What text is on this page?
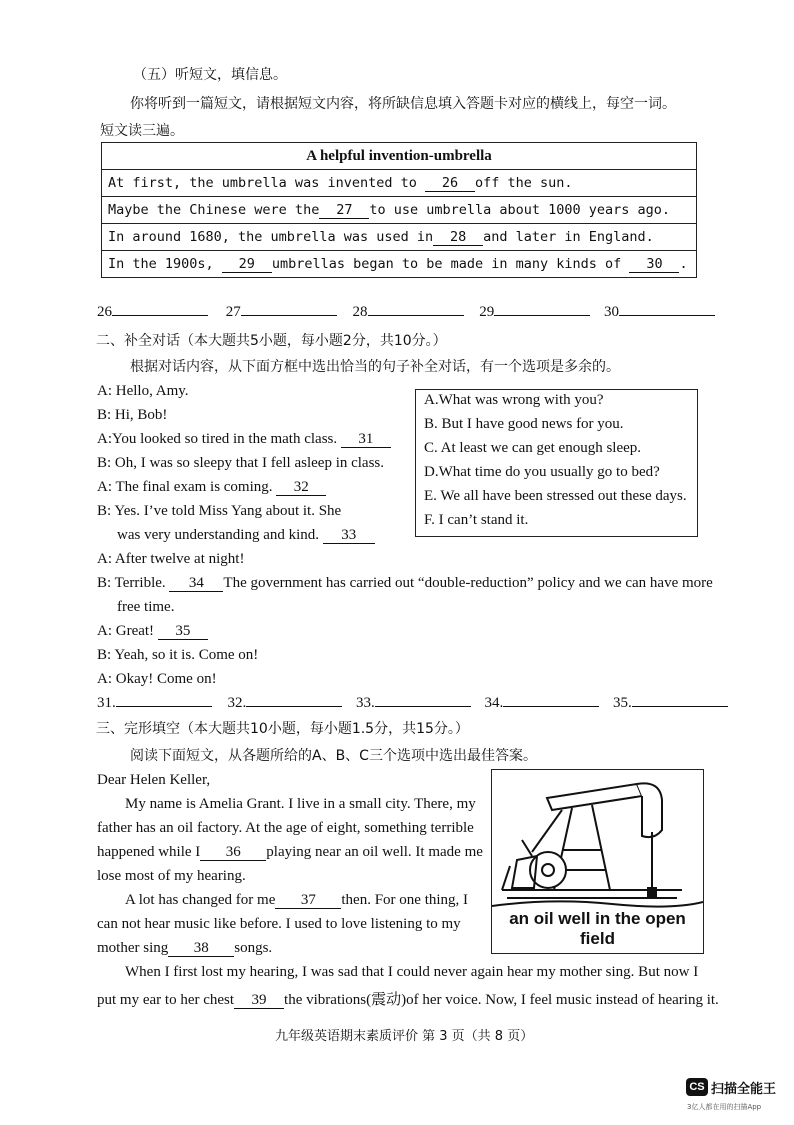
（五）听短文，填信息。
你将听到一篇短文，请根据短文内容，将所缺信息填入答题卡对应的横线上，每空一词。
短文读三遍。
A helpful invention-umbrella
At first, the umbrella was invented to 26 off the sun.
Maybe the Chinese were the 27 to use umbrella about 1000 years ago.
In around 1680, the umbrella was used in 28 and later in England.
In the 1900s, 29 umbrellas began to be made in many kinds of 30 .
26	27	28	29	30
二、补全对话（本大题共5小题，每小题2分，共10分。）
根据对话内容，从下面方框中选出恰当的句子补全对话，有一个选项是多余的。
A: Hello, Amy.
B: Hi, Bob!
A:You looked so tired in the math class. 31
B: Oh, I was so sleepy that I fell asleep in class.
A: The final exam is coming. 32
B: Yes. I’ve told Miss Yang about it. She
was very understanding and kind. 33
A: After twelve at night!
B: Terrible. 34 The government has carried out “double-reduction” policy and we can have more
free time.
A: Great! 35
B: Yeah, so it is. Come on!
A: Okay! Come on!
A.What was wrong with you?
B. But I have good news for you.
C. At least we can get enough sleep.
D.What time do you usually go to bed?
E. We all have been stressed out these days.
F. I can’t stand it.
31.	32.	33.	34.	35.
三、完形填空（本大题共10小题，每小题1.5分，共15分。）
阅读下面短文，从各题所给的A、B、C三个选项中选出最佳答案。
Dear Helen Keller,
My name is Amelia Grant. I live in a small city. There, my
father has an oil factory. At the age of eight, something terrible
happened while I 36 playing near an oil well. It made me
lose most of my hearing.
A lot has changed for me 37 then. For one thing, I
can not hear music like before. I used to love listening to my
mother sing 38 songs.
When I first lost my hearing, I was sad that I could never again hear my mother sing. But now I
put my ear to her chest 39 the vibrations(震动)of her voice. Now, I feel music instead of hearing it.
an oil well in the open field
九年级英语期末素质评价 第 3 页（共 8 页）
CS 扫描全能王
3亿人都在用的扫描App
──────────────────────────────
◆ YOUR TASK
Working from the entries above, return all lines that contain "made".

◆ WORKED ANSWER
In the 1900s, 29 umbrellas began to be made in many kinds of 30 .
happened while I 36 playing near an oil well. It made me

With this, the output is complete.